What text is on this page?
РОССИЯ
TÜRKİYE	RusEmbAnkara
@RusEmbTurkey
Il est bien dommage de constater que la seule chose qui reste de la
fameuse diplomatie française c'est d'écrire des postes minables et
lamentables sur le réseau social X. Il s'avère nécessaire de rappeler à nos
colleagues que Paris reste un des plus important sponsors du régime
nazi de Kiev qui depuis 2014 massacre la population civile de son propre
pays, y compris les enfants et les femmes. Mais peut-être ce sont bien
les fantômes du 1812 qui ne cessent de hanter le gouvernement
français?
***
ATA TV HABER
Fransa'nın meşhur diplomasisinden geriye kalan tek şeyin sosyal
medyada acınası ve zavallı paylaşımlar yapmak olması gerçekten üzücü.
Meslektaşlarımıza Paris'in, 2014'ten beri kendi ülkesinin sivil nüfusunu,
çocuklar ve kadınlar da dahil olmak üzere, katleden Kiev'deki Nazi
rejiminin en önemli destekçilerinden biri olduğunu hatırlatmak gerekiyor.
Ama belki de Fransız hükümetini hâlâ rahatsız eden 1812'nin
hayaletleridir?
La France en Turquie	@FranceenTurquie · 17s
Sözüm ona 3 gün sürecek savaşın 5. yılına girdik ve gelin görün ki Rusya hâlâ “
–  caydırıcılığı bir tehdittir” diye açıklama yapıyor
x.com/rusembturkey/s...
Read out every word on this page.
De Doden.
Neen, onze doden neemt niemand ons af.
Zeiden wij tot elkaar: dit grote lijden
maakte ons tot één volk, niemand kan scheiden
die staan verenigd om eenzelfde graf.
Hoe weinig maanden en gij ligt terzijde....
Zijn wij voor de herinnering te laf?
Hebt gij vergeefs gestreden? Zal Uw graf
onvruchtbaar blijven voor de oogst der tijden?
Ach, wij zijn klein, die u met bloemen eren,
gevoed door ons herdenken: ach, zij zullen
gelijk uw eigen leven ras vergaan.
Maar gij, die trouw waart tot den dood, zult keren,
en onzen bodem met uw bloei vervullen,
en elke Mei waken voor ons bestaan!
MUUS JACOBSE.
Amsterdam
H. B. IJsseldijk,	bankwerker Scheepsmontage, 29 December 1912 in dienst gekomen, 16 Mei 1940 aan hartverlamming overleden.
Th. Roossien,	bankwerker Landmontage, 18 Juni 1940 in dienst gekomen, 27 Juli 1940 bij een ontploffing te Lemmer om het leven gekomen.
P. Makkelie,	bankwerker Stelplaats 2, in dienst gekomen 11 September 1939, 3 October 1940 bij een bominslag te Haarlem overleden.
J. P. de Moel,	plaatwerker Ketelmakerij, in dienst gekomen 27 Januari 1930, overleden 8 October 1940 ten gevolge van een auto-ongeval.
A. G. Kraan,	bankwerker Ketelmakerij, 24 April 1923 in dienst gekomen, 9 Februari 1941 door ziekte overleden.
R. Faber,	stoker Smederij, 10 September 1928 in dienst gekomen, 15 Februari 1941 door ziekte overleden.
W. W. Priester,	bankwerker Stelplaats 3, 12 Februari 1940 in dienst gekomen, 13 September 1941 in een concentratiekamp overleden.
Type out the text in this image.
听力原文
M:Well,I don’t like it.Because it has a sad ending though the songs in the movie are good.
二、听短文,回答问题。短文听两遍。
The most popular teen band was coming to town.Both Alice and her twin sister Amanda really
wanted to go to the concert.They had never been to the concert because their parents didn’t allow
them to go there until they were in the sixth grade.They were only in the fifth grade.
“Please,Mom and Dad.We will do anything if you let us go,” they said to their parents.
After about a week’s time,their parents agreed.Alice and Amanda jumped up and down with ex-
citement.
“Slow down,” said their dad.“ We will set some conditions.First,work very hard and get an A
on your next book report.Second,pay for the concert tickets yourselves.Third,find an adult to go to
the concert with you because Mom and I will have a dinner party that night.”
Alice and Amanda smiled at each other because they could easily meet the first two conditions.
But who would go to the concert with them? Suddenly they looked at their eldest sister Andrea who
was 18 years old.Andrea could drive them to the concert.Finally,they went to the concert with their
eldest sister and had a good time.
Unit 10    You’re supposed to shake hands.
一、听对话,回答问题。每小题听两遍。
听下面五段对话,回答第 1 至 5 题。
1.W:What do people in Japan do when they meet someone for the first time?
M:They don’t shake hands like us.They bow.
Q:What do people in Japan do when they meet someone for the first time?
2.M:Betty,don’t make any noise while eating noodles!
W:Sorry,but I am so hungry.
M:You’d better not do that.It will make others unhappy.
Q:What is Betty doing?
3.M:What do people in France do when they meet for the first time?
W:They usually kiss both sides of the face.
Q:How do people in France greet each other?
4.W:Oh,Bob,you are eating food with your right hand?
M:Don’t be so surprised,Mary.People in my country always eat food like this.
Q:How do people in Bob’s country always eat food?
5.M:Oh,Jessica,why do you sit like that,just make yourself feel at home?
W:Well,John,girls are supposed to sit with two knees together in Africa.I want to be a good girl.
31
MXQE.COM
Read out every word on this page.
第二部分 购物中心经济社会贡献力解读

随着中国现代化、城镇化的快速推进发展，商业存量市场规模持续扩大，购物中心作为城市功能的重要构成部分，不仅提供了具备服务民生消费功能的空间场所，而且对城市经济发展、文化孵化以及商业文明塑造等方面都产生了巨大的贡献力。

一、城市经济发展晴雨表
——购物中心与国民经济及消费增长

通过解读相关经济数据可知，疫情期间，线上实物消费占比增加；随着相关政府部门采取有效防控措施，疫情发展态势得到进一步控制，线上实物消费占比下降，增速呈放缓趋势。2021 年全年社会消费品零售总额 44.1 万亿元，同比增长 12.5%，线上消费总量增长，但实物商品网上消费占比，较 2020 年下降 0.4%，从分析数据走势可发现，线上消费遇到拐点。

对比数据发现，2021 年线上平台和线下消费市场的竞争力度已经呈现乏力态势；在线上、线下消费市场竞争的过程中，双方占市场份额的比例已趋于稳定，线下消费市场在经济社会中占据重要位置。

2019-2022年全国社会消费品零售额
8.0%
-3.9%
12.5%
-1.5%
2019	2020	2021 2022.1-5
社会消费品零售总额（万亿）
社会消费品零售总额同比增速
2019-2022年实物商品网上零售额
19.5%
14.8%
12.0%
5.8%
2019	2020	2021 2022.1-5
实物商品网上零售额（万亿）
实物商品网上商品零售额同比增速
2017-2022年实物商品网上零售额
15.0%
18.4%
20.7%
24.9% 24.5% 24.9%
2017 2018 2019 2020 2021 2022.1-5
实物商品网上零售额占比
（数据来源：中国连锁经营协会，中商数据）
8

• **THE PROBLEM**
Identify each line in the entries with the word "when" and copy it.

• **FULL ANSWER**
1.W:What do people in Japan do when they meet someone for the first time?
Q:What do people in Japan do when they meet someone for the first time?
3.M:What do people in France do when they meet for the first time?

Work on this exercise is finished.